== Task objective ==
Print every entry, word for word, and skip the images.

Extracted records
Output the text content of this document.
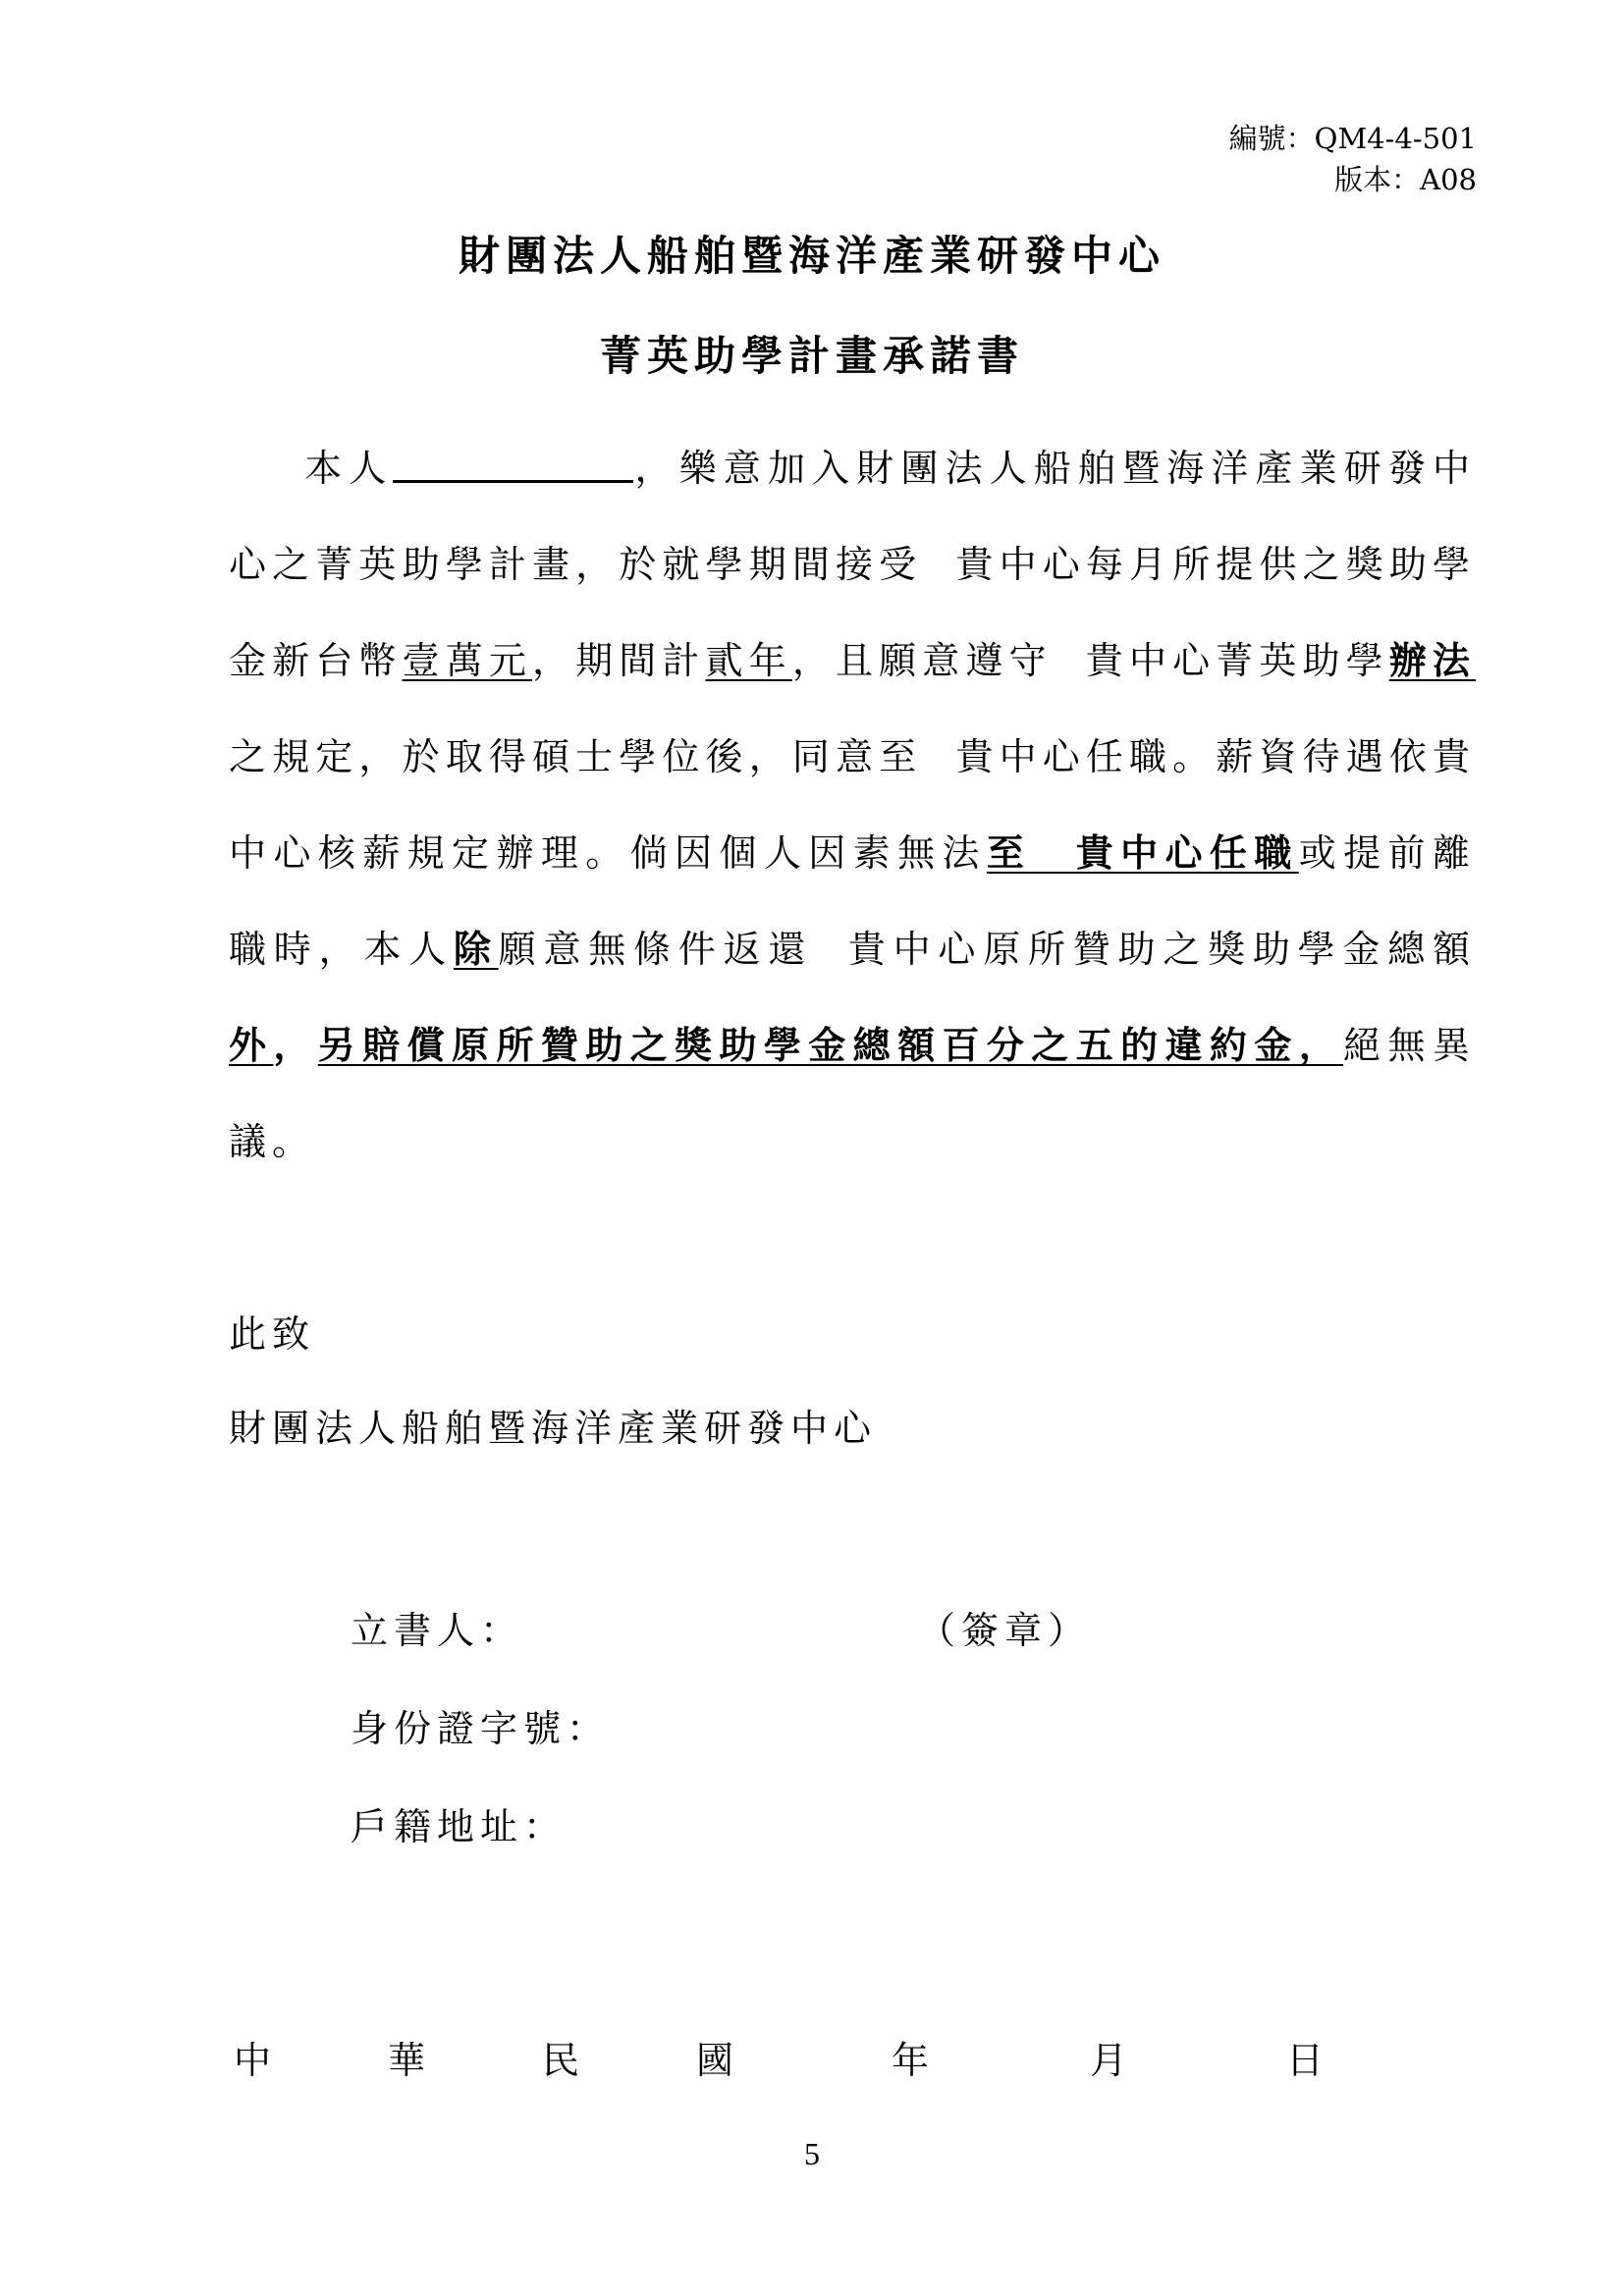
編號：QM4-4-501
版本：A08
財團法人船舶暨海洋產業研發中心
菁英助學計畫承諾書
本人	，樂意加入財團法人船舶暨海洋產業研發中心之菁英助學計畫，於就學期間接受 貴中心每月所提供之獎助學金新台幣壹萬元，期間計貳年，且願意遵守 貴中心菁英助學辦法之規定，於取得碩士學位後，同意至 貴中心任職。薪資待遇依貴中心核薪規定辦理。倘因個人因素無法至　貴中心任職或提前離職時，本人除願意無條件返還 貴中心原所贊助之獎助學金總額外，另賠償原所贊助之獎助學金總額百分之五的違約金，絕無異議。
此致
財團法人船舶暨海洋產業研發中心
立書人：	（簽章）
身份證字號：
戶籍地址：
中	華	民	國	年	月	日
5
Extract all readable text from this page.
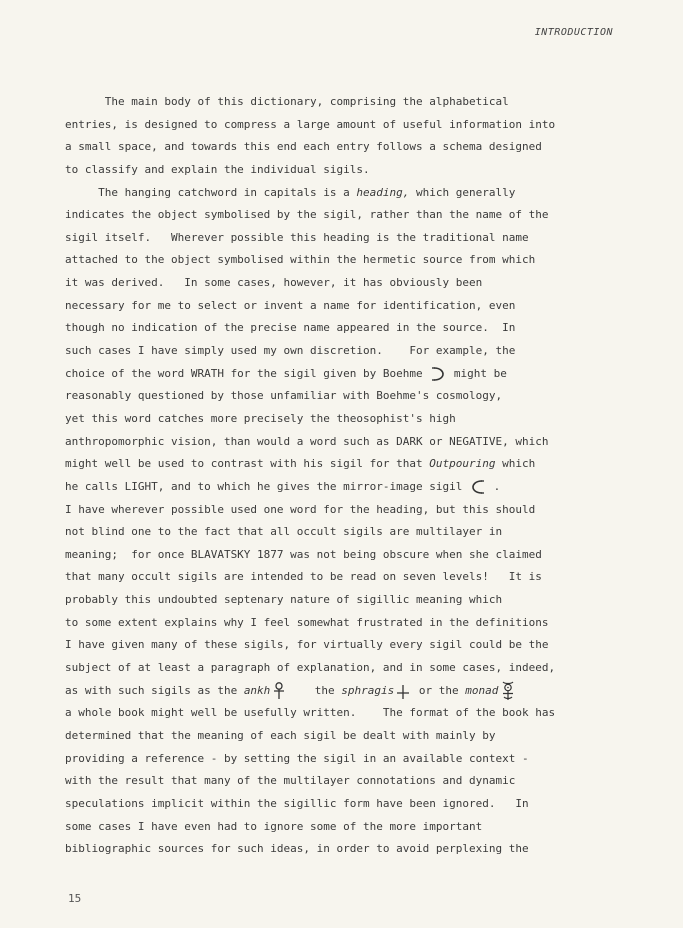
INTRODUCTION
The main body of this dictionary, comprising the alphabetical
entries, is designed to compress a large amount of useful information into
a small space, and towards this end each entry follows a schema designed
to classify and explain the individual sigils.
The hanging catchword in capitals is a heading, which generally
indicates the object symbolised by the sigil, rather than the name of the
sigil itself.   Wherever possible this heading is the traditional name
attached to the object symbolised within the hermetic source from which
it was derived.   In some cases, however, it has obviously been
necessary for me to select or invent a name for identification, even
though no indication of the precise name appeared in the source.  In
such cases I have simply used my own discretion.    For example, the
choice of the word WRATH for the sigil given by Boehme  might be
reasonably questioned by those unfamiliar with Boehme's cosmology,
yet this word catches more precisely the theosophist's high
anthropomorphic vision, than would a word such as DARK or NEGATIVE, which
might well be used to contrast with his sigil for that Outpouring which
he calls LIGHT, and to which he gives the mirror-image sigil  .
I have wherever possible used one word for the heading, but this should
not blind one to the fact that all occult sigils are multilayer in
meaning;  for once BLAVATSKY 1877 was not being obscure when she claimed
that many occult sigils are intended to be read on seven levels!   It is
probably this undoubted septenary nature of sigillic meaning which
to some extent explains why I feel somewhat frustrated in the definitions
I have given many of these sigils, for virtually every sigil could be the
subject of at least a paragraph of explanation, and in some cases, indeed,
as with such sigils as the ankh    the sphragis or the monad
a whole book might well be usefully written.    The format of the book has
determined that the meaning of each sigil be dealt with mainly by
providing a reference - by setting the sigil in an available context -
with the result that many of the multilayer connotations and dynamic
speculations implicit within the sigillic form have been ignored.   In
some cases I have even had to ignore some of the more important
bibliographic sources for such ideas, in order to avoid perplexing the
15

== Task response ==
Output the text content of this document.
編號：QM4-4-501
版本：A08
財團法人船舶暨海洋產業研發中心
菁英助學計畫承諾書
本人	，樂意加入財團法人船舶暨海洋產業研發中心之菁英助學計畫，於就學期間接受 貴中心每月所提供之獎助學金新台幣壹萬元，期間計貳年，且願意遵守 貴中心菁英助學辦法之規定，於取得碩士學位後，同意至 貴中心任職。薪資待遇依貴中心核薪規定辦理。倘因個人因素無法至　貴中心任職或提前離職時，本人除願意無條件返還 貴中心原所贊助之獎助學金總額外，另賠償原所贊助之獎助學金總額百分之五的違約金，絕無異議。
此致
財團法人船舶暨海洋產業研發中心
立書人：	（簽章）
身份證字號：
戶籍地址：
中	華	民	國	年	月	日
5
Extract all readable text from this page.
INTRODUCTION
The main body of this dictionary, comprising the alphabetical
entries, is designed to compress a large amount of useful information into
a small space, and towards this end each entry follows a schema designed
to classify and explain the individual sigils.
The hanging catchword in capitals is a heading, which generally
indicates the object symbolised by the sigil, rather than the name of the
sigil itself.   Wherever possible this heading is the traditional name
attached to the object symbolised within the hermetic source from which
it was derived.   In some cases, however, it has obviously been
necessary for me to select or invent a name for identification, even
though no indication of the precise name appeared in the source.  In
such cases I have simply used my own discretion.    For example, the
choice of the word WRATH for the sigil given by Boehme  might be
reasonably questioned by those unfamiliar with Boehme's cosmology,
yet this word catches more precisely the theosophist's high
anthropomorphic vision, than would a word such as DARK or NEGATIVE, which
might well be used to contrast with his sigil for that Outpouring which
he calls LIGHT, and to which he gives the mirror-image sigil  .
I have wherever possible used one word for the heading, but this should
not blind one to the fact that all occult sigils are multilayer in
meaning;  for once BLAVATSKY 1877 was not being obscure when she claimed
that many occult sigils are intended to be read on seven levels!   It is
probably this undoubted septenary nature of sigillic meaning which
to some extent explains why I feel somewhat frustrated in the definitions
I have given many of these sigils, for virtually every sigil could be the
subject of at least a paragraph of explanation, and in some cases, indeed,
as with such sigils as the ankh    the sphragis or the monad
a whole book might well be usefully written.    The format of the book has
determined that the meaning of each sigil be dealt with mainly by
providing a reference - by setting the sigil in an available context -
with the result that many of the multilayer connotations and dynamic
speculations implicit within the sigillic form have been ignored.   In
some cases I have even had to ignore some of the more important
bibliographic sources for such ideas, in order to avoid perplexing the
15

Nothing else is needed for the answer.